Directive ->
Write the data out again, character for character, with no images.
** Start Data excerpts **
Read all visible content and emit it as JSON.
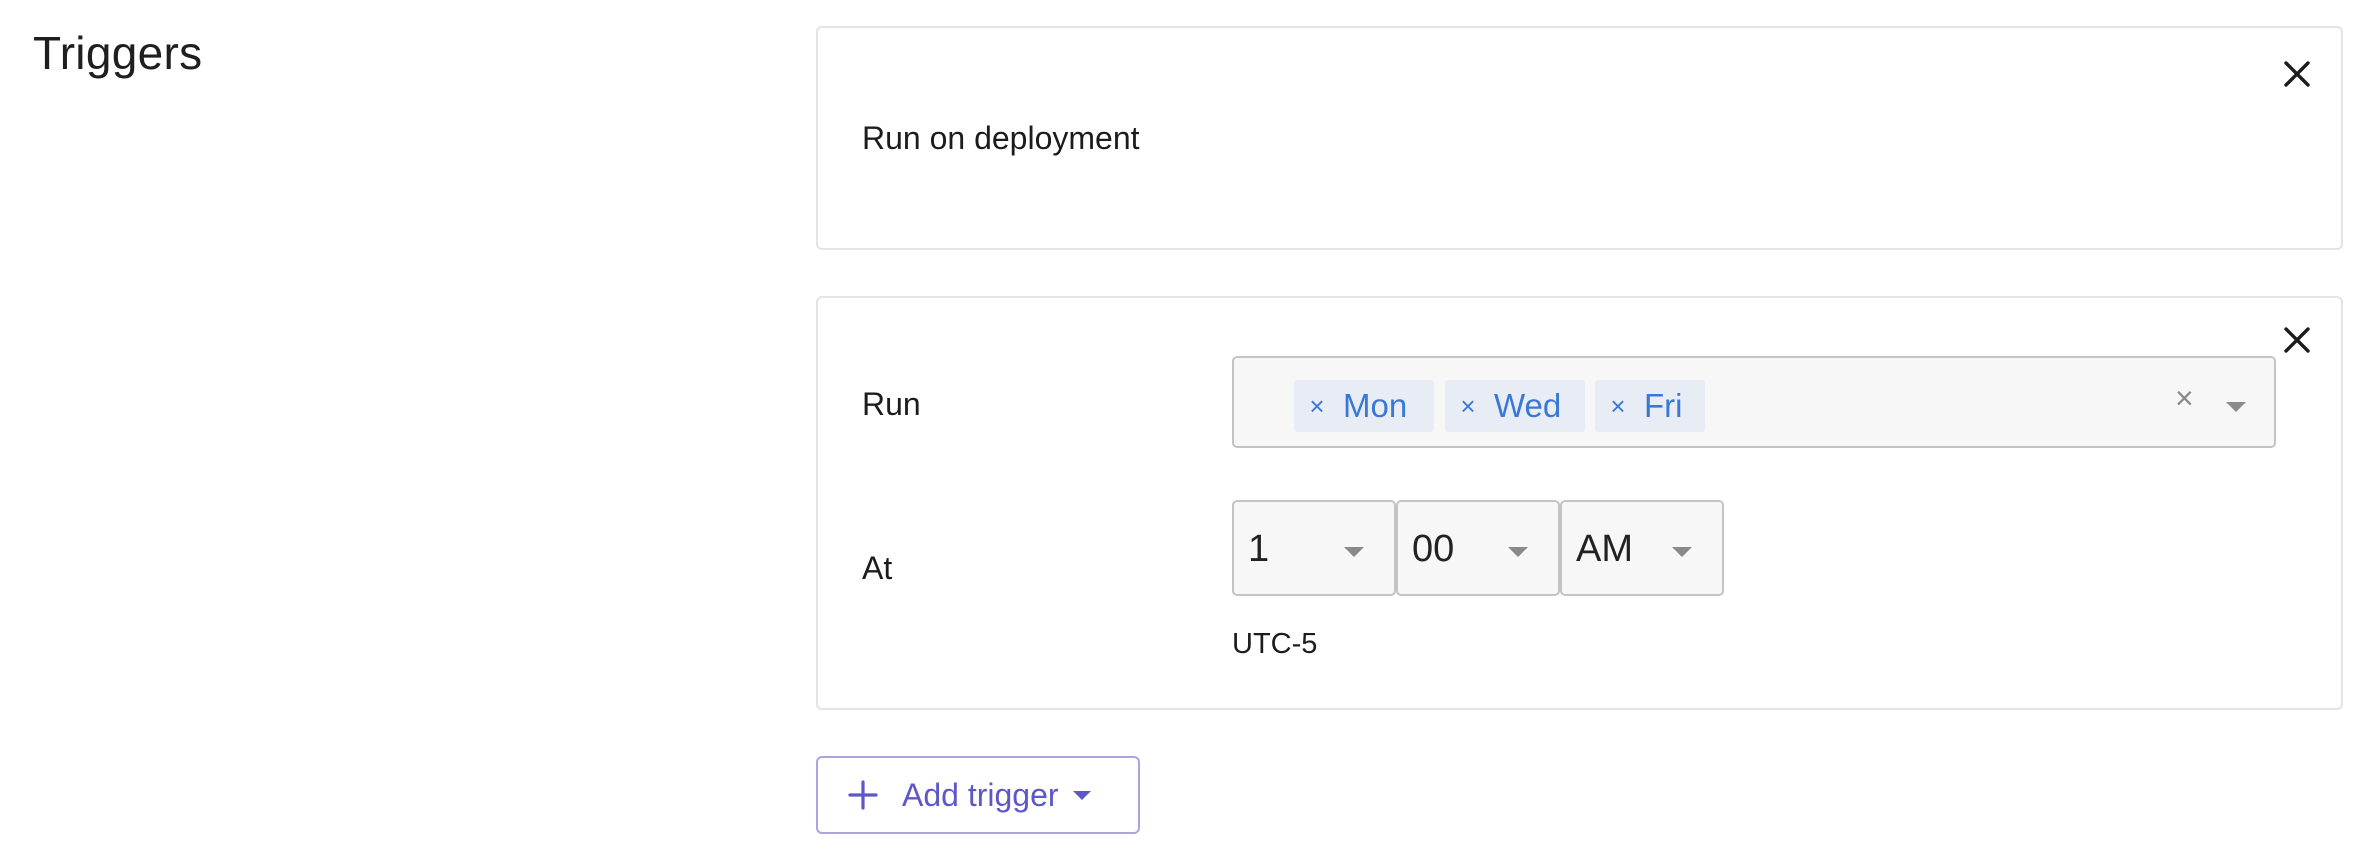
{
  "section": {
    "title": "Triggers"
  },
  "trigger_deployment": {
    "label": "Run on deployment"
  },
  "trigger_schedule": {
    "run_label": "Run",
    "days": [
      {
        "label": "Mon",
        "remove": "×"
      },
      {
        "label": "Wed",
        "remove": "×"
      },
      {
        "label": "Fri",
        "remove": "×"
      }
    ],
    "clear_glyph": "×",
    "at_label": "At",
    "hour": "1",
    "minute": "00",
    "ampm": "AM",
    "timezone": "UTC-5"
  },
  "actions": {
    "add_trigger_label": "Add trigger"
  },
  "colors": {
    "accent": "#5c58c8",
    "chip_text": "#3b78d6",
    "chip_bg": "#e8edf5",
    "card_border": "#e4e4e6"
  },
  "icons": {
    "card_close": "close-icon",
    "add": "plus-icon",
    "dropdown": "chevron-down-icon"
  }
}
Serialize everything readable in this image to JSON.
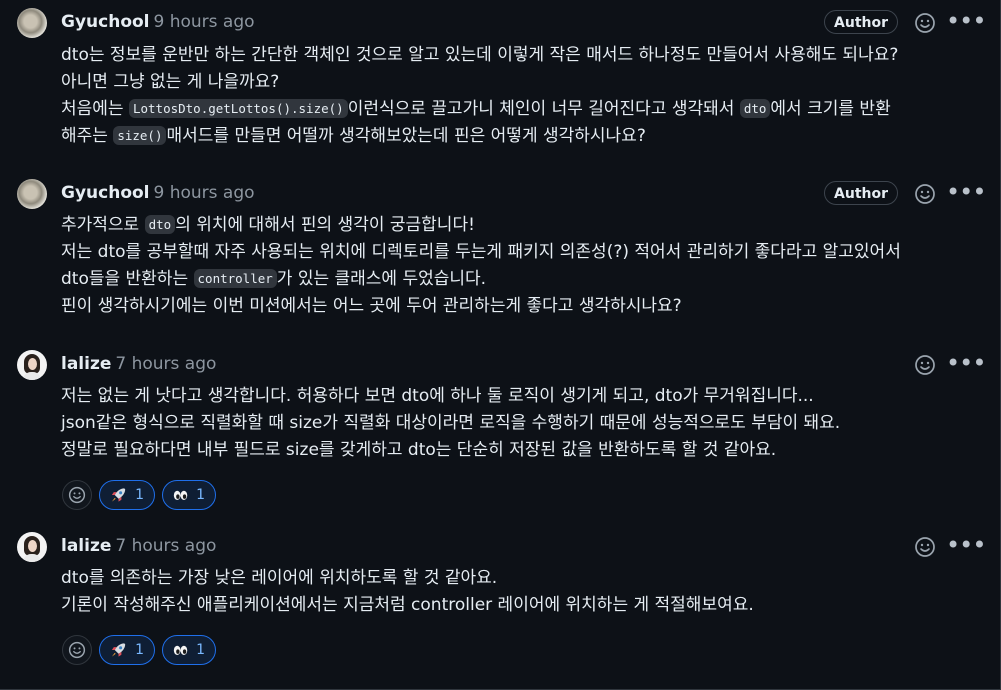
{
  "comments": [
    {
      "author": "Gyuchool",
      "time": "9 hours ago",
      "badge": "Author",
      "lines": [
        [
          {
            "t": "dto는 정보를 운반만 하는 간단한 객체인 것으로 알고 있는데 이렇게 작은 매서드 하나정도 만들어서 사용해도 되나요?"
          }
        ],
        [
          {
            "t": "아니면 그냥 없는 게 나을까요?"
          }
        ],
        [
          {
            "t": "처음에는 "
          },
          {
            "code": "LottosDto.getLottos().size()"
          },
          {
            "t": "이런식으로 끌고가니 체인이 너무 길어진다고 생각돼서 "
          },
          {
            "code": "dto"
          },
          {
            "t": "에서 크기를 반환"
          }
        ],
        [
          {
            "t": "해주는 "
          },
          {
            "code": "size()"
          },
          {
            "t": "매서드를 만들면 어떨까 생각해보았는데 핀은 어떻게 생각하시나요?"
          }
        ]
      ]
    },
    {
      "author": "Gyuchool",
      "time": "9 hours ago",
      "badge": "Author",
      "lines": [
        [
          {
            "t": "추가적으로 "
          },
          {
            "code": "dto"
          },
          {
            "t": "의 위치에 대해서 핀의 생각이 궁금합니다!"
          }
        ],
        [
          {
            "t": "저는 dto를 공부할때 자주 사용되는 위치에 디렉토리를 두는게 패키지 의존성(?) 적어서 관리하기 좋다라고 알고있어서"
          }
        ],
        [
          {
            "t": "dto들을 반환하는 "
          },
          {
            "code": "controller"
          },
          {
            "t": "가 있는 클래스에 두었습니다."
          }
        ],
        [
          {
            "t": "핀이 생각하시기에는 이번 미션에서는 어느 곳에 두어 관리하는게 좋다고 생각하시나요?"
          }
        ]
      ]
    },
    {
      "author": "lalize",
      "time": "7 hours ago",
      "badge": "",
      "lines": [
        [
          {
            "t": "저는 없는 게 낫다고 생각합니다. 허용하다 보면 dto에 하나 둘 로직이 생기게 되고, dto가 무거워집니다..."
          }
        ],
        [
          {
            "t": "json같은 형식으로 직렬화할 때 size가 직렬화 대상이라면 로직을 수행하기 때문에 성능적으로도 부담이 돼요."
          }
        ],
        [
          {
            "t": "정말로 필요하다면 내부 필드로 size를 갖게하고 dto는 단순히 저장된 값을 반환하도록 할 것 같아요."
          }
        ]
      ],
      "reactions": {
        "rocket": "1",
        "eyes": "1"
      }
    },
    {
      "author": "lalize",
      "time": "7 hours ago",
      "badge": "",
      "lines": [
        [
          {
            "t": "dto를 의존하는 가장 낮은 레이어에 위치하도록 할 것 같아요."
          }
        ],
        [
          {
            "t": "기론이 작성해주신 애플리케이션에서는 지금처럼 controller 레이어에 위치하는 게 적절해보여요."
          }
        ]
      ],
      "reactions": {
        "rocket": "1",
        "eyes": "1"
      }
    }
  ],
  "icons": {
    "smiley": "smiley-icon",
    "kebab": "kebab-horizontal-icon",
    "rocket": "rocket-icon",
    "eyes": "eyes-icon"
  },
  "colors": {
    "background": "#0d1117",
    "text": "#e6edf3",
    "muted": "#8d96a0",
    "border": "#30363d",
    "reaction_accent": "#1f6feb"
  }
}
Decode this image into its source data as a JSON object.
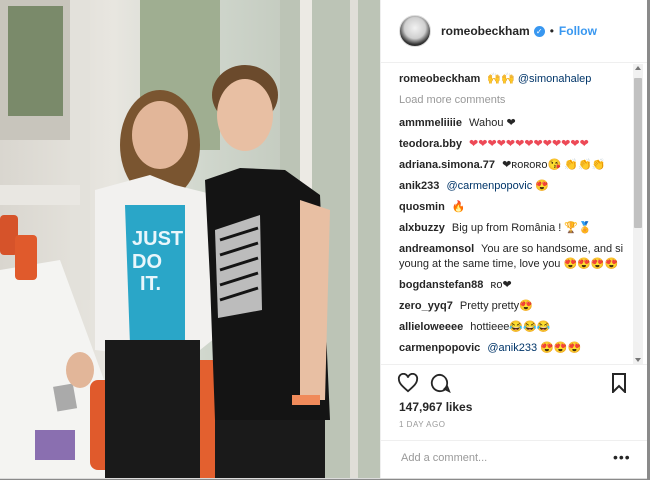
{
  "header": {
    "username": "romeobeckham",
    "verified_icon": "verified-badge-icon",
    "separator": "•",
    "follow_label": "Follow"
  },
  "caption": {
    "username": "romeobeckham",
    "emojis": "🙌🙌",
    "mention": "@simonahalep"
  },
  "load_more": "Load more comments",
  "comments": [
    {
      "user": "ammmeliiiie",
      "text": "Wahou ❤"
    },
    {
      "user": "teodora.bby",
      "text": "❤❤❤❤❤❤❤❤❤❤❤❤❤"
    },
    {
      "user": "adriana.simona.77",
      "text": "❤ʀᴏʀᴏʀᴏ😘 👏👏👏"
    },
    {
      "user": "anik233",
      "text": "@carmenpopovic 😍"
    },
    {
      "user": "quosmin",
      "text": "🔥"
    },
    {
      "user": "alxbuzzy",
      "text": "Big up from România ! 🏆🏅"
    },
    {
      "user": "andreamonsol",
      "text": "You are so handsome, and si young at the same time, love you 😍😍😍😍"
    },
    {
      "user": "bogdanstefan88",
      "text": "ʀᴏ❤"
    },
    {
      "user": "zero_yyq7",
      "text": "Pretty pretty😍"
    },
    {
      "user": "allieloweeee",
      "text": "hottieee😂😂😂"
    },
    {
      "user": "carmenpopovic",
      "text": "@anik233 😍😍😍"
    }
  ],
  "actions": {
    "like_icon": "heart-icon",
    "comment_icon": "comment-icon",
    "save_icon": "bookmark-icon"
  },
  "likes": "147,967 likes",
  "time": "1 DAY AGO",
  "add_comment_placeholder": "Add a comment...",
  "more_options": "•••",
  "colors": {
    "link": "#003569",
    "follow": "#3897f0",
    "text": "#262626",
    "muted": "#999999"
  }
}
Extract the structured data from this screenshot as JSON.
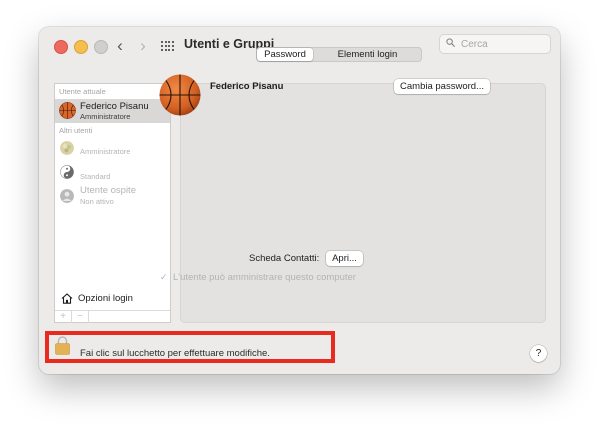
** End Data excerpts **
Exercise output ->
Read all visible content and emit it as JSON.
{
  "section": {
    "title": "Triggers"
  },
  "trigger_deployment": {
    "label": "Run on deployment"
  },
  "trigger_schedule": {
    "run_label": "Run",
    "days": [
      {
        "label": "Mon",
        "remove": "×"
      },
      {
        "label": "Wed",
        "remove": "×"
      },
      {
        "label": "Fri",
        "remove": "×"
      }
    ],
    "clear_glyph": "×",
    "at_label": "At",
    "hour": "1",
    "minute": "00",
    "ampm": "AM",
    "timezone": "UTC-5"
  },
  "actions": {
    "add_trigger_label": "Add trigger"
  },
  "colors": {
    "accent": "#5c58c8",
    "chip_text": "#3b78d6",
    "chip_bg": "#e8edf5",
    "card_border": "#e4e4e6"
  },
  "icons": {
    "card_close": "close-icon",
    "add": "plus-icon",
    "dropdown": "chevron-down-icon"
  }
}
Serialize everything readable in this image to JSON.
{
  "comments": [
    {
      "author": "Gyuchool",
      "time": "9 hours ago",
      "badge": "Author",
      "lines": [
        [
          {
            "t": "dto는 정보를 운반만 하는 간단한 객체인 것으로 알고 있는데 이렇게 작은 매서드 하나정도 만들어서 사용해도 되나요?"
          }
        ],
        [
          {
            "t": "아니면 그냥 없는 게 나을까요?"
          }
        ],
        [
          {
            "t": "처음에는 "
          },
          {
            "code": "LottosDto.getLottos().size()"
          },
          {
            "t": "이런식으로 끌고가니 체인이 너무 길어진다고 생각돼서 "
          },
          {
            "code": "dto"
          },
          {
            "t": "에서 크기를 반환"
          }
        ],
        [
          {
            "t": "해주는 "
          },
          {
            "code": "size()"
          },
          {
            "t": "매서드를 만들면 어떨까 생각해보았는데 핀은 어떻게 생각하시나요?"
          }
        ]
      ]
    },
    {
      "author": "Gyuchool",
      "time": "9 hours ago",
      "badge": "Author",
      "lines": [
        [
          {
            "t": "추가적으로 "
          },
          {
            "code": "dto"
          },
          {
            "t": "의 위치에 대해서 핀의 생각이 궁금합니다!"
          }
        ],
        [
          {
            "t": "저는 dto를 공부할때 자주 사용되는 위치에 디렉토리를 두는게 패키지 의존성(?) 적어서 관리하기 좋다라고 알고있어서"
          }
        ],
        [
          {
            "t": "dto들을 반환하는 "
          },
          {
            "code": "controller"
          },
          {
            "t": "가 있는 클래스에 두었습니다."
          }
        ],
        [
          {
            "t": "핀이 생각하시기에는 이번 미션에서는 어느 곳에 두어 관리하는게 좋다고 생각하시나요?"
          }
        ]
      ]
    },
    {
      "author": "lalize",
      "time": "7 hours ago",
      "badge": "",
      "lines": [
        [
          {
            "t": "저는 없는 게 낫다고 생각합니다. 허용하다 보면 dto에 하나 둘 로직이 생기게 되고, dto가 무거워집니다..."
          }
        ],
        [
          {
            "t": "json같은 형식으로 직렬화할 때 size가 직렬화 대상이라면 로직을 수행하기 때문에 성능적으로도 부담이 돼요."
          }
        ],
        [
          {
            "t": "정말로 필요하다면 내부 필드로 size를 갖게하고 dto는 단순히 저장된 값을 반환하도록 할 것 같아요."
          }
        ]
      ],
      "reactions": {
        "rocket": "1",
        "eyes": "1"
      }
    },
    {
      "author": "lalize",
      "time": "7 hours ago",
      "badge": "",
      "lines": [
        [
          {
            "t": "dto를 의존하는 가장 낮은 레이어에 위치하도록 할 것 같아요."
          }
        ],
        [
          {
            "t": "기론이 작성해주신 애플리케이션에서는 지금처럼 controller 레이어에 위치하는 게 적절해보여요."
          }
        ]
      ],
      "reactions": {
        "rocket": "1",
        "eyes": "1"
      }
    }
  ],
  "icons": {
    "smiley": "smiley-icon",
    "kebab": "kebab-horizontal-icon",
    "rocket": "rocket-icon",
    "eyes": "eyes-icon"
  },
  "colors": {
    "background": "#0d1117",
    "text": "#e6edf3",
    "muted": "#8d96a0",
    "border": "#30363d",
    "reaction_accent": "#1f6feb"
  }
}
Decode this image into its source data as a JSON object.
{
  "header": {
    "username": "romeobeckham",
    "verified_icon": "verified-badge-icon",
    "separator": "•",
    "follow_label": "Follow"
  },
  "caption": {
    "username": "romeobeckham",
    "emojis": "🙌🙌",
    "mention": "@simonahalep"
  },
  "load_more": "Load more comments",
  "comments": [
    {
      "user": "ammmeliiiie",
      "text": "Wahou ❤"
    },
    {
      "user": "teodora.bby",
      "text": "❤❤❤❤❤❤❤❤❤❤❤❤❤"
    },
    {
      "user": "adriana.simona.77",
      "text": "❤ʀᴏʀᴏʀᴏ😘 👏👏👏"
    },
    {
      "user": "anik233",
      "text": "@carmenpopovic 😍"
    },
    {
      "user": "quosmin",
      "text": "🔥"
    },
    {
      "user": "alxbuzzy",
      "text": "Big up from România ! 🏆🏅"
    },
    {
      "user": "andreamonsol",
      "text": "You are so handsome, and si young at the same time, love you 😍😍😍😍"
    },
    {
      "user": "bogdanstefan88",
      "text": "ʀᴏ❤"
    },
    {
      "user": "zero_yyq7",
      "text": "Pretty pretty😍"
    },
    {
      "user": "allieloweeee",
      "text": "hottieee😂😂😂"
    },
    {
      "user": "carmenpopovic",
      "text": "@anik233 😍😍😍"
    }
  ],
  "actions": {
    "like_icon": "heart-icon",
    "comment_icon": "comment-icon",
    "save_icon": "bookmark-icon"
  },
  "likes": "147,967 likes",
  "time": "1 DAY AGO",
  "add_comment_placeholder": "Add a comment...",
  "more_options": "•••",
  "colors": {
    "link": "#003569",
    "follow": "#3897f0",
    "text": "#262626",
    "muted": "#999999"
  }
}
Extract the structured data from this screenshot as JSON.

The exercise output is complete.